» TASK INSTRUCTIONS: Exact reproduction of the data is required, with images excluded.

» INPUT RECORDS:
* start *
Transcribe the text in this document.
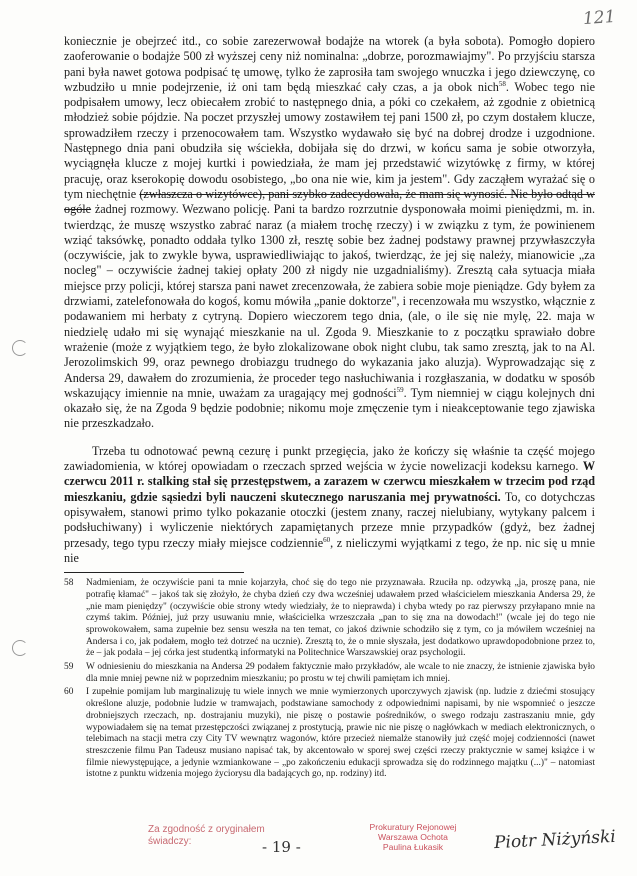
121

koniecznie je obejrzeć itd., co sobie zarezerwował bodajże na wtorek (a była sobota). Pomogło dopiero zaoferowanie o bodajże 500 zł wyższej ceny niż nominalna: „dobrze, porozmawiajmy". Po przyjściu starsza pani była nawet gotowa podpisać tę umowę, tylko że zaprosiła tam swojego wnuczka i jego dziewczynę, co wzbudziło u mnie podejrzenie, iż oni tam będą mieszkać cały czas, a ja obok nich$^{58}$. Wobec tego nie podpisałem umowy, lecz obiecałem zrobić to następnego dnia, a póki co czekałem, aż zgodnie z obietnicą młodzież sobie pójdzie. Na poczet przyszłej umowy zostawiłem tej pani 1500 zł, po czym dostałem klucze, sprowadziłem rzeczy i przenocowałem tam. Wszystko wydawało się być na dobrej drodze i uzgodnione. Następnego dnia pani obudziła się wściekła, dobijała się do drzwi, w końcu sama je sobie otworzyła, wyciągnęła klucze z mojej kurtki i powiedziała, że mam jej przedstawić wizytówkę z firmy, w której pracuję, oraz kserokopię dowodu osobistego, „bo ona nie wie, kim ja jestem". Gdy zacząłem wyrażać się o tym niechętnie (zwłaszcza o wizytówce), pani szybko zadecydowała, że mam się wynosić. Nie było odtąd w ogóle żadnej rozmowy. Wezwano policję. Pani ta bardzo rozrzutnie dysponowała moimi pieniędzmi, m. in. twierdząc, że muszę wszystko zabrać naraz (a miałem trochę rzeczy) i w związku z tym, że powinienem wziąć taksówkę, ponadto oddała tylko 1300 zł, resztę sobie bez żadnej podstawy prawnej przywłaszczyła (oczywiście, jak to zwykle bywa, usprawiedliwiając to jakoś, twierdząc, że jej się należy, mianowicie „za nocleg" – oczywiście żadnej takiej opłaty 200 zł nigdy nie uzgadnialiśmy). Zresztą cała sytuacja miała miejsce przy policji, której starsza pani nawet zrecenzowała, że zabiera sobie moje pieniądze. Gdy byłem za drzwiami, zatelefonowała do kogoś, komu mówiła „panie doktorze", i recenzowała mu wszystko, włącznie z podawaniem mi herbaty z cytryną. Dopiero wieczorem tego dnia, (ale, o ile się nie mylę, 22. maja w niedzielę udało mi się wynająć mieszkanie na ul. Zgoda 9. Mieszkanie to z początku sprawiało dobre wrażenie (może z wyjątkiem tego, że było zlokalizowane obok night clubu, tak samo zresztą, jak to na Al. Jerozolimskich 99, oraz pewnego drobiazgu trudnego do wykazania jako aluzja). Wyprowadzając się z Andersa 29, dawałem do zrozumienia, że proceder tego nasłuchiwania i rozgłaszania, w dodatku w sposób wskazujący imiennie na mnie, uważam za uragający mej godności$^{59}$. Tym niemniej w ciągu kolejnych dni okazało się, że na Zgoda 9 będzie podobnie; nikomu moje zmęczenie tym i nieakceptowanie tego zjawiska nie przeszkadzało.

Trzeba tu odnotować pewną cezurę i punkt przegięcia, jako że kończy się właśnie ta część mojego zawiadomienia, w której opowiadam o rzeczach sprzed wejścia w życie nowelizacji kodeksu karnego. W czerwcu 2011 r. stalking stał się przestępstwem, a zarazem w czerwcu mieszkałem w trzecim pod rząd mieszkaniu, gdzie sąsiedzi byli nauczeni skutecznego naruszania mej prywatności. To, co dotychczas opisywałem, stanowi primo tylko pokazanie otoczki (jestem znany, raczej nielubiany, wytykany palcem i podsłuchiwany) i wyliczenie niektórych zapamiętanych przeze mnie przypadków (gdyż, bez żadnej przesady, tego typu rzeczy miały miejsce codziennie$^{60}$, z nieliczymi wyjątkami z tego, że np. nic się u mnie nie

58 Nadmieniam, że oczywiście pani ta mnie kojarzyła, choć się do tego nie przyznawała. Rzuciła np. odzywką „ja, proszę pana, nie potrafię kłamać" – jakoś tak się złożyło, że chyba dzień czy dwa wcześniej udawałem przed właścicielem mieszkania Andersa 29, że „nie mam pieniędzy" (oczywiście obie strony wtedy wiedziały, że to nieprawda) i chyba wtedy po raz pierwszy przyłapano mnie na czymś takim. Później, już przy usuwaniu mnie, właścicielka wrzeszczała „pan to się zna na dowodach!" (wcale jej do tego nie sprowokowałem, sama zupełnie bez sensu weszła na ten temat, co jakoś dziwnie schodziło się z tym, co ja mówiłem wcześniej na Andersa i co, jak podałem, mogło też dotrzeć na ucznie). Zresztą to, że o mnie słyszała, jest dodatkowo uprawdopodobnione przez to, że – jak podała – jej córka jest studentką informatyki na Politechnice Warszawskiej oraz psychologii.

59 W odniesieniu do mieszkania na Andersa 29 podałem faktycznie mało przykładów, ale wcale to nie znaczy, że istnienie zjawiska było dla mnie mniej pewne niż w poprzednim mieszkaniu; po prostu w tej chwili pamiętam ich mniej.

60 I zupełnie pomijam lub marginalizuję tu wiele innych we mnie wymierzonych uporczywych zjawisk (np. ludzie z dziećmi stosujący określone aluzje, podobnie ludzie w tramwajach, podstawiane samochody z odpowiednimi napisami, by nie wspomnieć o jeszcze drobniejszych rzeczach, np. dostrajaniu muzyki), nie piszę o postawie pośredników, o swego rodzaju zastraszaniu mnie, gdy wypowiadałem się na temat przestępczości związanej z prostytucją, prawie nic nie piszę o nagłówkach w mediach elektronicznych, o telebimach na stacji metra czy City TV wewnątrz wagonów, które przecież niemalże stanowiły już część mojej codzienności (nawet streszczenie filmu Pan Tadeusz musiano napisać tak, by akcentowało w sporej swej części rzeczy praktycznie w samej książce i w filmie niewystępujące, a jedynie wzmiankowane – „po zakończeniu edukacji sprowadza się do rodzinnego majątku (...)" – natomiast istotne z punktu widzenia mojego życiorysu dla badających go, np. rodziny) itd.

Za zgodność z oryginałem
świadczy:
Prokuratury Rejonowej
Warszawa Ochota
Paulina Łukasik
- 19 -	Piotr Niżyński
* end *
» ANSWER TO THE EXERCISE:
Transcribe the text in this document.
121

koniecznie je obejrzeć itd., co sobie zarezerwował bodajże na wtorek (a była sobota). Pomogło dopiero zaoferowanie o bodajże 500 zł wyższej ceny niż nominalna: „dobrze, porozmawiajmy". Po przyjściu starsza pani była nawet gotowa podpisać tę umowę, tylko że zaprosiła tam swojego wnuczka i jego dziewczynę, co wzbudziło u mnie podejrzenie, iż oni tam będą mieszkać cały czas, a ja obok nich$^{58}$. Wobec tego nie podpisałem umowy, lecz obiecałem zrobić to następnego dnia, a póki co czekałem, aż zgodnie z obietnicą młodzież sobie pójdzie. Na poczet przyszłej umowy zostawiłem tej pani 1500 zł, po czym dostałem klucze, sprowadziłem rzeczy i przenocowałem tam. Wszystko wydawało się być na dobrej drodze i uzgodnione. Następnego dnia pani obudziła się wściekła, dobijała się do drzwi, w końcu sama je sobie otworzyła, wyciągnęła klucze z mojej kurtki i powiedziała, że mam jej przedstawić wizytówkę z firmy, w której pracuję, oraz kserokopię dowodu osobistego, „bo ona nie wie, kim ja jestem". Gdy zacząłem wyrażać się o tym niechętnie (zwłaszcza o wizytówce), pani szybko zadecydowała, że mam się wynosić. Nie było odtąd w ogóle żadnej rozmowy. Wezwano policję. Pani ta bardzo rozrzutnie dysponowała moimi pieniędzmi, m. in. twierdząc, że muszę wszystko zabrać naraz (a miałem trochę rzeczy) i w związku z tym, że powinienem wziąć taksówkę, ponadto oddała tylko 1300 zł, resztę sobie bez żadnej podstawy prawnej przywłaszczyła (oczywiście, jak to zwykle bywa, usprawiedliwiając to jakoś, twierdząc, że jej się należy, mianowicie „za nocleg" – oczywiście żadnej takiej opłaty 200 zł nigdy nie uzgadnialiśmy). Zresztą cała sytuacja miała miejsce przy policji, której starsza pani nawet zrecenzowała, że zabiera sobie moje pieniądze. Gdy byłem za drzwiami, zatelefonowała do kogoś, komu mówiła „panie doktorze", i recenzowała mu wszystko, włącznie z podawaniem mi herbaty z cytryną. Dopiero wieczorem tego dnia, (ale, o ile się nie mylę, 22. maja w niedzielę udało mi się wynająć mieszkanie na ul. Zgoda 9. Mieszkanie to z początku sprawiało dobre wrażenie (może z wyjątkiem tego, że było zlokalizowane obok night clubu, tak samo zresztą, jak to na Al. Jerozolimskich 99, oraz pewnego drobiazgu trudnego do wykazania jako aluzja). Wyprowadzając się z Andersa 29, dawałem do zrozumienia, że proceder tego nasłuchiwania i rozgłaszania, w dodatku w sposób wskazujący imiennie na mnie, uważam za uragający mej godności$^{59}$. Tym niemniej w ciągu kolejnych dni okazało się, że na Zgoda 9 będzie podobnie; nikomu moje zmęczenie tym i nieakceptowanie tego zjawiska nie przeszkadzało.

Trzeba tu odnotować pewną cezurę i punkt przegięcia, jako że kończy się właśnie ta część mojego zawiadomienia, w której opowiadam o rzeczach sprzed wejścia w życie nowelizacji kodeksu karnego. W czerwcu 2011 r. stalking stał się przestępstwem, a zarazem w czerwcu mieszkałem w trzecim pod rząd mieszkaniu, gdzie sąsiedzi byli nauczeni skutecznego naruszania mej prywatności. To, co dotychczas opisywałem, stanowi primo tylko pokazanie otoczki (jestem znany, raczej nielubiany, wytykany palcem i podsłuchiwany) i wyliczenie niektórych zapamiętanych przeze mnie przypadków (gdyż, bez żadnej przesady, tego typu rzeczy miały miejsce codziennie$^{60}$, z nieliczymi wyjątkami z tego, że np. nic się u mnie nie

58 Nadmieniam, że oczywiście pani ta mnie kojarzyła, choć się do tego nie przyznawała. Rzuciła np. odzywką „ja, proszę pana, nie potrafię kłamać" – jakoś tak się złożyło, że chyba dzień czy dwa wcześniej udawałem przed właścicielem mieszkania Andersa 29, że „nie mam pieniędzy" (oczywiście obie strony wtedy wiedziały, że to nieprawda) i chyba wtedy po raz pierwszy przyłapano mnie na czymś takim. Później, już przy usuwaniu mnie, właścicielka wrzeszczała „pan to się zna na dowodach!" (wcale jej do tego nie sprowokowałem, sama zupełnie bez sensu weszła na ten temat, co jakoś dziwnie schodziło się z tym, co ja mówiłem wcześniej na Andersa i co, jak podałem, mogło też dotrzeć na ucznie). Zresztą to, że o mnie słyszała, jest dodatkowo uprawdopodobnione przez to, że – jak podała – jej córka jest studentką informatyki na Politechnice Warszawskiej oraz psychologii.

59 W odniesieniu do mieszkania na Andersa 29 podałem faktycznie mało przykładów, ale wcale to nie znaczy, że istnienie zjawiska było dla mnie mniej pewne niż w poprzednim mieszkaniu; po prostu w tej chwili pamiętam ich mniej.

60 I zupełnie pomijam lub marginalizuję tu wiele innych we mnie wymierzonych uporczywych zjawisk (np. ludzie z dziećmi stosujący określone aluzje, podobnie ludzie w tramwajach, podstawiane samochody z odpowiednimi napisami, by nie wspomnieć o jeszcze drobniejszych rzeczach, np. dostrajaniu muzyki), nie piszę o postawie pośredników, o swego rodzaju zastraszaniu mnie, gdy wypowiadałem się na temat przestępczości związanej z prostytucją, prawie nic nie piszę o nagłówkach w mediach elektronicznych, o telebimach na stacji metra czy City TV wewnątrz wagonów, które przecież niemalże stanowiły już część mojej codzienności (nawet streszczenie filmu Pan Tadeusz musiano napisać tak, by akcentowało w sporej swej części rzeczy praktycznie w samej książce i w filmie niewystępujące, a jedynie wzmiankowane – „po zakończeniu edukacji sprowadza się do rodzinnego majątku (...)" – natomiast istotne z punktu widzenia mojego życiorysu dla badających go, np. rodziny) itd.

Za zgodność z oryginałem
świadczy:
Prokuratury Rejonowej
Warszawa Ochota
Paulina Łukasik
- 19 -	Piotr Niżyński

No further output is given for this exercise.